Stored data entries:
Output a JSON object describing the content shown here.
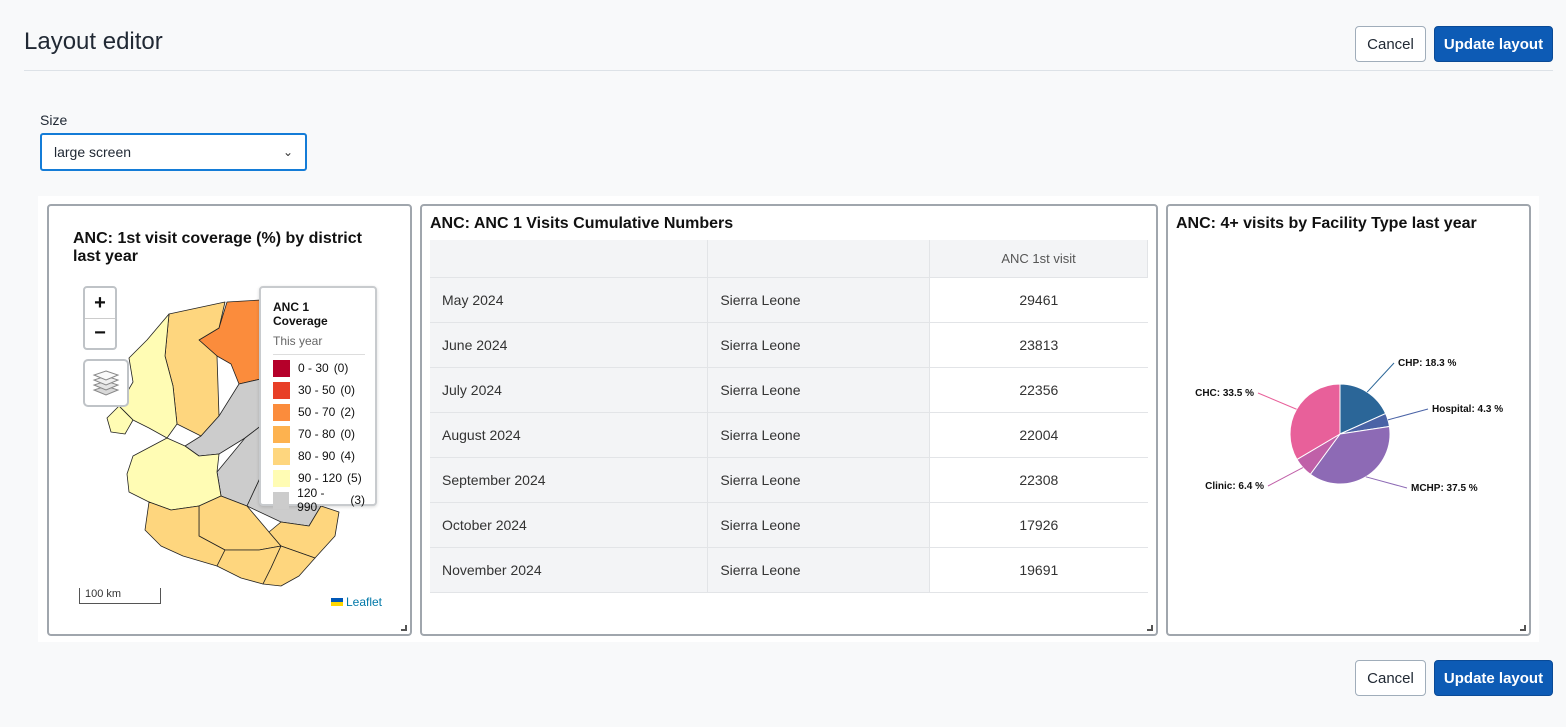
{
  "header": {
    "title": "Layout editor",
    "cancel_label": "Cancel",
    "update_label": "Update layout"
  },
  "size": {
    "label": "Size",
    "selected": "large screen"
  },
  "map_card": {
    "title": "ANC: 1st visit coverage (%) by district last year",
    "zoom_in": "+",
    "zoom_out": "−",
    "legend": {
      "title": "ANC 1 Coverage",
      "subtitle": "This year",
      "items": [
        {
          "range": "0 - 30",
          "count": "(0)",
          "color": "#b5002a"
        },
        {
          "range": "30 - 50",
          "count": "(0)",
          "color": "#e83f27"
        },
        {
          "range": "50 - 70",
          "count": "(2)",
          "color": "#fb8c3c"
        },
        {
          "range": "70 - 80",
          "count": "(0)",
          "color": "#fdb24f"
        },
        {
          "range": "80 - 90",
          "count": "(4)",
          "color": "#fed67e"
        },
        {
          "range": "90 - 120",
          "count": "(5)",
          "color": "#fffcb4"
        },
        {
          "range": "120 - 990",
          "count": "(3)",
          "color": "#cccccc"
        }
      ]
    },
    "scale": "100 km",
    "attribution": "Leaflet"
  },
  "table_card": {
    "title": "ANC: ANC 1 Visits Cumulative Numbers",
    "column_header": "ANC 1st visit",
    "rows": [
      {
        "period": "May 2024",
        "org": "Sierra Leone",
        "value": "29461"
      },
      {
        "period": "June 2024",
        "org": "Sierra Leone",
        "value": "23813"
      },
      {
        "period": "July 2024",
        "org": "Sierra Leone",
        "value": "22356"
      },
      {
        "period": "August 2024",
        "org": "Sierra Leone",
        "value": "22004"
      },
      {
        "period": "September 2024",
        "org": "Sierra Leone",
        "value": "22308"
      },
      {
        "period": "October 2024",
        "org": "Sierra Leone",
        "value": "17926"
      },
      {
        "period": "November 2024",
        "org": "Sierra Leone",
        "value": "19691"
      }
    ]
  },
  "pie_card": {
    "title": "ANC: 4+ visits by Facility Type last year"
  },
  "chart_data": {
    "type": "pie",
    "title": "ANC: 4+ visits by Facility Type last year",
    "slices": [
      {
        "name": "CHP",
        "value": 18.3,
        "label": "CHP: 18.3 %",
        "color": "#2b6698"
      },
      {
        "name": "Hospital",
        "value": 4.3,
        "label": "Hospital: 4.3 %",
        "color": "#4a63a6"
      },
      {
        "name": "MCHP",
        "value": 37.5,
        "label": "MCHP: 37.5 %",
        "color": "#8d6ab5"
      },
      {
        "name": "Clinic",
        "value": 6.4,
        "label": "Clinic: 6.4 %",
        "color": "#c060a8"
      },
      {
        "name": "CHC",
        "value": 33.5,
        "label": "CHC: 33.5 %",
        "color": "#e8609a"
      }
    ]
  },
  "footer": {
    "cancel_label": "Cancel",
    "update_label": "Update layout"
  }
}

_Given request_: Count the lines above in which the word "last" appears, then state only that count.

_Task response_: 3